Job —
Filter out everything except lines holding "spectrogram".

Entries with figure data

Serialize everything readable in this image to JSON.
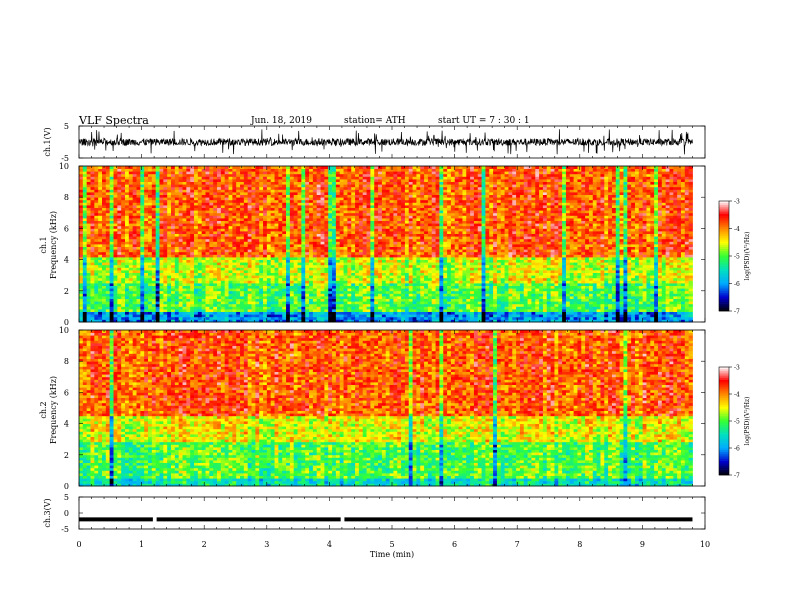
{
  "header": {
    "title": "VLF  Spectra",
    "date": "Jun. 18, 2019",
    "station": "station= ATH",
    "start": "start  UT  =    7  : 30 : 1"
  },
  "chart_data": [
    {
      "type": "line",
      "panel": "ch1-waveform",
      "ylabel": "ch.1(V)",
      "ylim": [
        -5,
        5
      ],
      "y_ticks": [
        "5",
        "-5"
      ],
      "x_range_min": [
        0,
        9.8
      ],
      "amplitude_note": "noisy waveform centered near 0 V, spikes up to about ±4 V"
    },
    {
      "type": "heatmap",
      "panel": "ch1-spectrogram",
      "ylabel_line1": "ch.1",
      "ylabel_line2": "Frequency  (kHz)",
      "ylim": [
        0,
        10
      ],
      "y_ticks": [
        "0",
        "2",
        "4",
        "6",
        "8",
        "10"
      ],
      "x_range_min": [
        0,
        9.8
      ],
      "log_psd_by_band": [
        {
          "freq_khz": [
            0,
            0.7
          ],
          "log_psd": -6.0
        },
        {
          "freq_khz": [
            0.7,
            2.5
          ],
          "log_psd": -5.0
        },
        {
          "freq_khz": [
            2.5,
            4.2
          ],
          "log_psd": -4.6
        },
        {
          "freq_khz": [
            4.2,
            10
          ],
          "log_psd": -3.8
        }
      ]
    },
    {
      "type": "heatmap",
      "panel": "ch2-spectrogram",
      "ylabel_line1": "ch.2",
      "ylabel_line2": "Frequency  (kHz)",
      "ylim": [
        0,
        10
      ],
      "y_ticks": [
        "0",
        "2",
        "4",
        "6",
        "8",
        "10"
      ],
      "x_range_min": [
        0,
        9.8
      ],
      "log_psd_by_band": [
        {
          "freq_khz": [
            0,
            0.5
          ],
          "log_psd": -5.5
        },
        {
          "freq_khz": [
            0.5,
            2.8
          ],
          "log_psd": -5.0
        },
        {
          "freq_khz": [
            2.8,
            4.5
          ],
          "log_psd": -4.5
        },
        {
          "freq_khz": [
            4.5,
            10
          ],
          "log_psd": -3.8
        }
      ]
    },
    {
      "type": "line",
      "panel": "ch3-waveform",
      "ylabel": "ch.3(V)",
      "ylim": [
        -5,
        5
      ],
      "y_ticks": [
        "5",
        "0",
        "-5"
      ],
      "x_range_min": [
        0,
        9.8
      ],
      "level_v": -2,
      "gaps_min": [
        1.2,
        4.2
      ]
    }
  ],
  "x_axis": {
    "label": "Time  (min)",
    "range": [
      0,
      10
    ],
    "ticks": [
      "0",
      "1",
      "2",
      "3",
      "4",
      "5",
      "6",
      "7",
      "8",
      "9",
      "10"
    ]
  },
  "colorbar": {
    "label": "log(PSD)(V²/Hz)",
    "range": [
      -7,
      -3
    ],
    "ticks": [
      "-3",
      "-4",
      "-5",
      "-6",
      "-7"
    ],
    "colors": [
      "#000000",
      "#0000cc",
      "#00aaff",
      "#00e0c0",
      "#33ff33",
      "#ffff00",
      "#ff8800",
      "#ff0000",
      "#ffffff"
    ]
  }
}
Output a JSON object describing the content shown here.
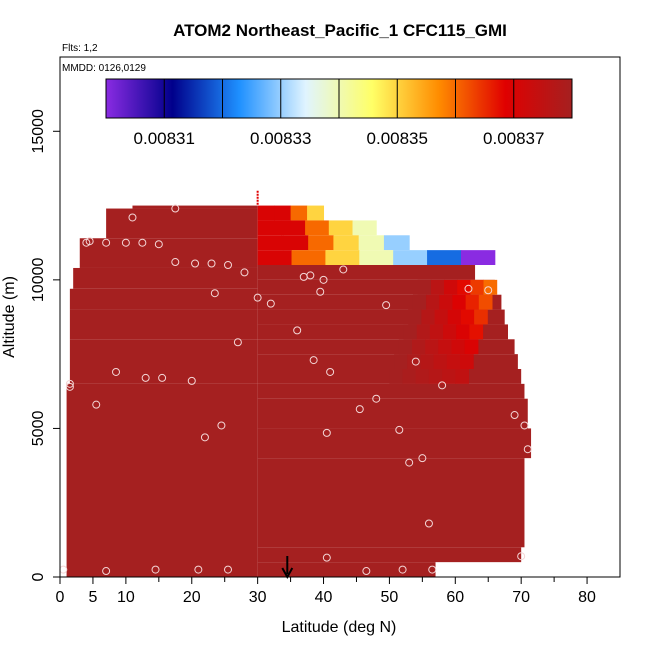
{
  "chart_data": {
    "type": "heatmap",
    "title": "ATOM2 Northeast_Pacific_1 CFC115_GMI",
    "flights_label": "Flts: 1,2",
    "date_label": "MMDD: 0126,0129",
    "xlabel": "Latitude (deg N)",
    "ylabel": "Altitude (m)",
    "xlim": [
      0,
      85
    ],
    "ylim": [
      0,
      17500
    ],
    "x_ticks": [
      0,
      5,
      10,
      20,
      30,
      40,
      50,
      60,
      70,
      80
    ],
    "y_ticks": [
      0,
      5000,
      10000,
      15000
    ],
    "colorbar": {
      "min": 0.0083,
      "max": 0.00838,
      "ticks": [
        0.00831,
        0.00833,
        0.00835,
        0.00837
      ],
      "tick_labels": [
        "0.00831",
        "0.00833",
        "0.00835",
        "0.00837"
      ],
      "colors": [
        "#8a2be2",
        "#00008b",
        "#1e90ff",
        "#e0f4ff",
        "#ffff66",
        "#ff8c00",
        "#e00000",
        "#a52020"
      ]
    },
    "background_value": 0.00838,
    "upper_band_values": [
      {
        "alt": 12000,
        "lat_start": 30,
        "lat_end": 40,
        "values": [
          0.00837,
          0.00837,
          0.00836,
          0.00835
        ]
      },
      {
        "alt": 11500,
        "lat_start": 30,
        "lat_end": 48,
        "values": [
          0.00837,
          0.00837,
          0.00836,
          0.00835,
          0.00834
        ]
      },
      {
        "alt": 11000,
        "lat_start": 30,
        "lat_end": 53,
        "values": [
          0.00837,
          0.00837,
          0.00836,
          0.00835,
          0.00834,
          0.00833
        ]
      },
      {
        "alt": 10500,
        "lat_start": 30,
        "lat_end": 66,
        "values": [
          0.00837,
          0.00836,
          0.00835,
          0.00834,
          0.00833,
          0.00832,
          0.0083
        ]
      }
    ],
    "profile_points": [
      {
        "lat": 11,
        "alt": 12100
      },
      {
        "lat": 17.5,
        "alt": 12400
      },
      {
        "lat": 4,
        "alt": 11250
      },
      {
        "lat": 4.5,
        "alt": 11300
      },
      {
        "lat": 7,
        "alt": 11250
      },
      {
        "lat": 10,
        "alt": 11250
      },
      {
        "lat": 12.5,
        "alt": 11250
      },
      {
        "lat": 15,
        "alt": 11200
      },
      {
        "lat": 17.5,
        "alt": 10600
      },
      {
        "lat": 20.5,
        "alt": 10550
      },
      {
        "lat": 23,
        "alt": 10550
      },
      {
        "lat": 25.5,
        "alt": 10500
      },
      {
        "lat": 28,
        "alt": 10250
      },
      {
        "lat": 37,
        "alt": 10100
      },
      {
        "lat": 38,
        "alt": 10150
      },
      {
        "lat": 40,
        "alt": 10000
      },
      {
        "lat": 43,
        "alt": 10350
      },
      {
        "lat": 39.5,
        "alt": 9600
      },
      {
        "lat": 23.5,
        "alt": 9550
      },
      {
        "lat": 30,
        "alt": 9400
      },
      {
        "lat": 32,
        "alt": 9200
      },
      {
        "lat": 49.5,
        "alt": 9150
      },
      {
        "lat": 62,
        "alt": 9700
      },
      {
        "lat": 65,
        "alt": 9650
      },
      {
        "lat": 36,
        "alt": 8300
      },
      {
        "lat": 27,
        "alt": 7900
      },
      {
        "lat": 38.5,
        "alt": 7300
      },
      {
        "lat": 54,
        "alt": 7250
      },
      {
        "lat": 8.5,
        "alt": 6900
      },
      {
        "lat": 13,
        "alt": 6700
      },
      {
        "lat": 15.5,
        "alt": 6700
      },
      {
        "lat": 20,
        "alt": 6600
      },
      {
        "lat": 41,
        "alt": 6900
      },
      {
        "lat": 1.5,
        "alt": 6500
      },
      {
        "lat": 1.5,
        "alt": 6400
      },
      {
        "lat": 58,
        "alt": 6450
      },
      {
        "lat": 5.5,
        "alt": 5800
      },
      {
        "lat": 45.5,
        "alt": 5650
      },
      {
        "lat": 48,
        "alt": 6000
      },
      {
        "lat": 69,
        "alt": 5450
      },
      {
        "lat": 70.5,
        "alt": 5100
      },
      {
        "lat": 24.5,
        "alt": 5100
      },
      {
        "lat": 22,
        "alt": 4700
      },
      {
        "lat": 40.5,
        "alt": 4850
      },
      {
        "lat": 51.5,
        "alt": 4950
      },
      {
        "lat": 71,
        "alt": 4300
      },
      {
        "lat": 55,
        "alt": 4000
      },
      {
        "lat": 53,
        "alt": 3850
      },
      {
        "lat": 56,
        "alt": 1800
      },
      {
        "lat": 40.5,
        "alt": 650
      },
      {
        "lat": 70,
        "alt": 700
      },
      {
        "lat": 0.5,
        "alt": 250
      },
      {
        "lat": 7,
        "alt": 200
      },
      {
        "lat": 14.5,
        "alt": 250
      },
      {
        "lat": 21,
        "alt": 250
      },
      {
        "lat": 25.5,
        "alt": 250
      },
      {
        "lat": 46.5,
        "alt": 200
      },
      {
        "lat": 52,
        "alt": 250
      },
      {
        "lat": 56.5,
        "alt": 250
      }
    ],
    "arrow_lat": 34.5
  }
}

Worked answer —
      "panel": "ch1-spectrogram",
      "panel": "ch2-spectrogram",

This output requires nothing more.